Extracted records
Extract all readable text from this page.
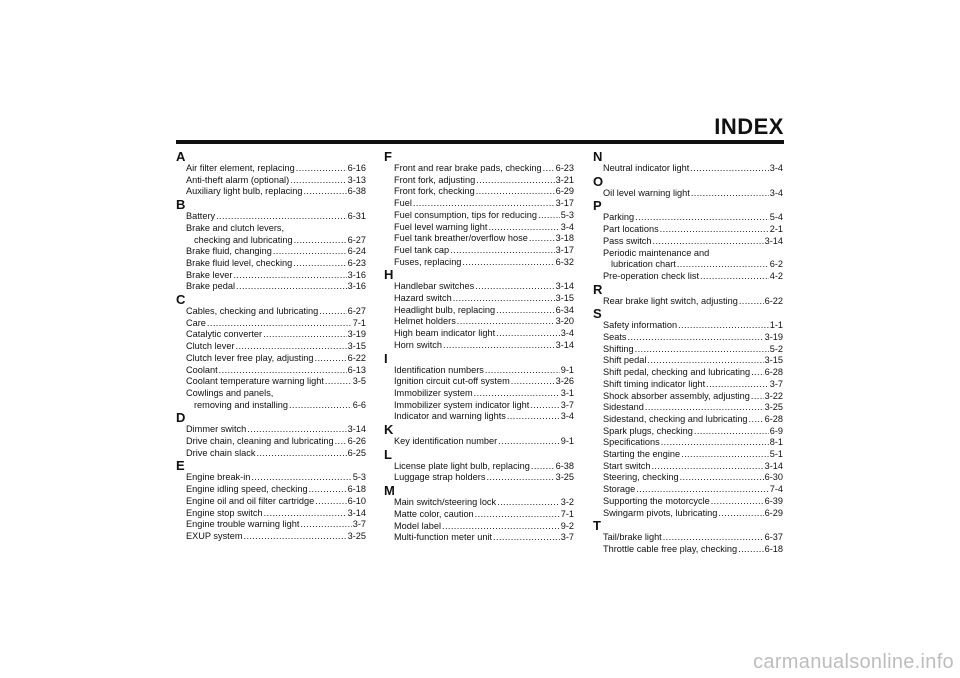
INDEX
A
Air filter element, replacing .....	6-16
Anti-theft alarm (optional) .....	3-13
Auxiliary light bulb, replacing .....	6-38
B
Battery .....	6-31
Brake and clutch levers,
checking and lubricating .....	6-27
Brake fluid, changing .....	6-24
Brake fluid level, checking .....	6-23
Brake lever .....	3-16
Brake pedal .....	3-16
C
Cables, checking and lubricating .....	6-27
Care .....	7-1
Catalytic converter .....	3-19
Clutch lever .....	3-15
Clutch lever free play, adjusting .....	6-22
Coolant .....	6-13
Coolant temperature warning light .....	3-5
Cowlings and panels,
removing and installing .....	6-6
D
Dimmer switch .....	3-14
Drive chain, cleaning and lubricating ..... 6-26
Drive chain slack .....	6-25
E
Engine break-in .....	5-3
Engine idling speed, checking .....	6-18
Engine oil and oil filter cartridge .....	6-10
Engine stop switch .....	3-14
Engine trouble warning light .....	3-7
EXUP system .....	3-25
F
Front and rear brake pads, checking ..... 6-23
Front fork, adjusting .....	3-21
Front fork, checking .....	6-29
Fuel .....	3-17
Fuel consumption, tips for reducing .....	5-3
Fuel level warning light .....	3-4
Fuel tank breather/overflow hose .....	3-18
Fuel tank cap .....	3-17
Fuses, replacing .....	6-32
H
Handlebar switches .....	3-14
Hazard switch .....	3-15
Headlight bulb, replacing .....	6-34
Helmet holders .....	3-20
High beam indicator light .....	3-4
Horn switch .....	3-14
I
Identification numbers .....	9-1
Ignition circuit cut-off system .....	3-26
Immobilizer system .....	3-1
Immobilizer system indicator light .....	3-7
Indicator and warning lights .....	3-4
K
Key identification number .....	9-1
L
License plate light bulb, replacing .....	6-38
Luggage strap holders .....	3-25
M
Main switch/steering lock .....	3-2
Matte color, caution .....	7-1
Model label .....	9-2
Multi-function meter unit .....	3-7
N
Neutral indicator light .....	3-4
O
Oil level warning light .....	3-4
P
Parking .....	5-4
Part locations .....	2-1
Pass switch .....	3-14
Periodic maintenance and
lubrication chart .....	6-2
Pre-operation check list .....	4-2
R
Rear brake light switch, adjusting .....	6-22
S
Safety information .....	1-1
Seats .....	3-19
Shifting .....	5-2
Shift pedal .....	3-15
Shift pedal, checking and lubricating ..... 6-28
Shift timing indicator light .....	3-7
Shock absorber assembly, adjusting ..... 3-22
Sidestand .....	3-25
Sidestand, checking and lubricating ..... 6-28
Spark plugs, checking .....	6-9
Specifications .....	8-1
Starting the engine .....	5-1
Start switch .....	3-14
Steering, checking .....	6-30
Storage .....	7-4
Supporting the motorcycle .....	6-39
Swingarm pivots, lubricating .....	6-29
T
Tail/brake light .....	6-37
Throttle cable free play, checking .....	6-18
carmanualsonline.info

---

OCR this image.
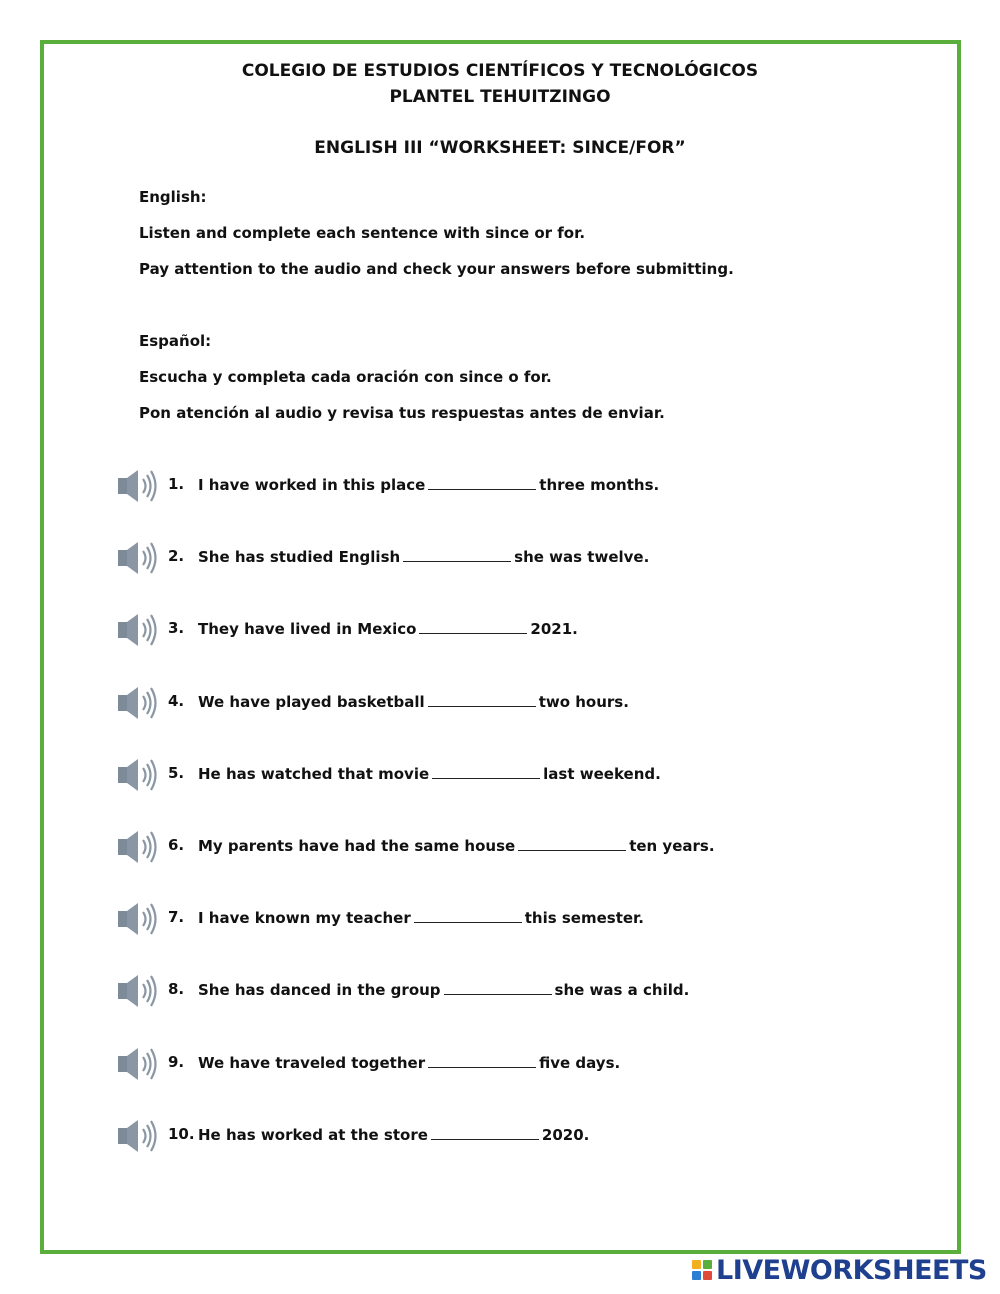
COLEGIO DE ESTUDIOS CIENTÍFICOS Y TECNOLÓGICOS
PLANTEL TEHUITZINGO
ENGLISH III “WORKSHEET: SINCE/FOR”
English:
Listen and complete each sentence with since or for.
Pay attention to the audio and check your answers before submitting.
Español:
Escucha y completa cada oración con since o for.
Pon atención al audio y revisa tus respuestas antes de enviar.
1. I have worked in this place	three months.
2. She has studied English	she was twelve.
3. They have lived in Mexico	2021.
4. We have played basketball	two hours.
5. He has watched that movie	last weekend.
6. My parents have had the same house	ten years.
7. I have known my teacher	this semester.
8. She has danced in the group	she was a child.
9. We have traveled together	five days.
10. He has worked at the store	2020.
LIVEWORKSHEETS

--

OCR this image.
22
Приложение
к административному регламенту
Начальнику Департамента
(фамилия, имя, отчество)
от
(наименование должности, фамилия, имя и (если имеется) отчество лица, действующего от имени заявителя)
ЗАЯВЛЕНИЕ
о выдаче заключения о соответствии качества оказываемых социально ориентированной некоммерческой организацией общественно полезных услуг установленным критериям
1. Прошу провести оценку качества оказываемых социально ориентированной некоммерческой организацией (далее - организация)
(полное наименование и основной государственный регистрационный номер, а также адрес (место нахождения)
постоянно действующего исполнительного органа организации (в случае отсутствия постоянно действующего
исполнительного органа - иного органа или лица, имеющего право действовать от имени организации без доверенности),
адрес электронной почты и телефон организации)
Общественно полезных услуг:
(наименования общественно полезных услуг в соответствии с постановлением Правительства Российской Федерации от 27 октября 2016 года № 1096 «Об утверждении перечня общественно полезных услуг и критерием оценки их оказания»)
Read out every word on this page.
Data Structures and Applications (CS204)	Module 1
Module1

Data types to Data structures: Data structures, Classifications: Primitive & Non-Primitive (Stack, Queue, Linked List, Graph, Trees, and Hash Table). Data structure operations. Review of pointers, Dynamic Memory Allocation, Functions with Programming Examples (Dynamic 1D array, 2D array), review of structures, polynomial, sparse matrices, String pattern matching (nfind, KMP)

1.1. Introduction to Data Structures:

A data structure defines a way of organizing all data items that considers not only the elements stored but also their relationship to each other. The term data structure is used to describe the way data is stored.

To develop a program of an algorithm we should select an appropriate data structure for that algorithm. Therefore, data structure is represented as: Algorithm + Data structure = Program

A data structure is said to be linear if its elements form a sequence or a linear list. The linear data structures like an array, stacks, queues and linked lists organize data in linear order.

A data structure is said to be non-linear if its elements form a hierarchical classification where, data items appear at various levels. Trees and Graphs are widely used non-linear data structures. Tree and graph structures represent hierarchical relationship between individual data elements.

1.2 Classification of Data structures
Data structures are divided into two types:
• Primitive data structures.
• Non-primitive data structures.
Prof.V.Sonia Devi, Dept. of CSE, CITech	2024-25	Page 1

# What you should do:
Wherever the word "Drive" occurs in a line of the listing, copy that line.

# Exercise solution:
Drive chain, cleaning and lubricating ..... 6-26
Drive chain slack .....	6-25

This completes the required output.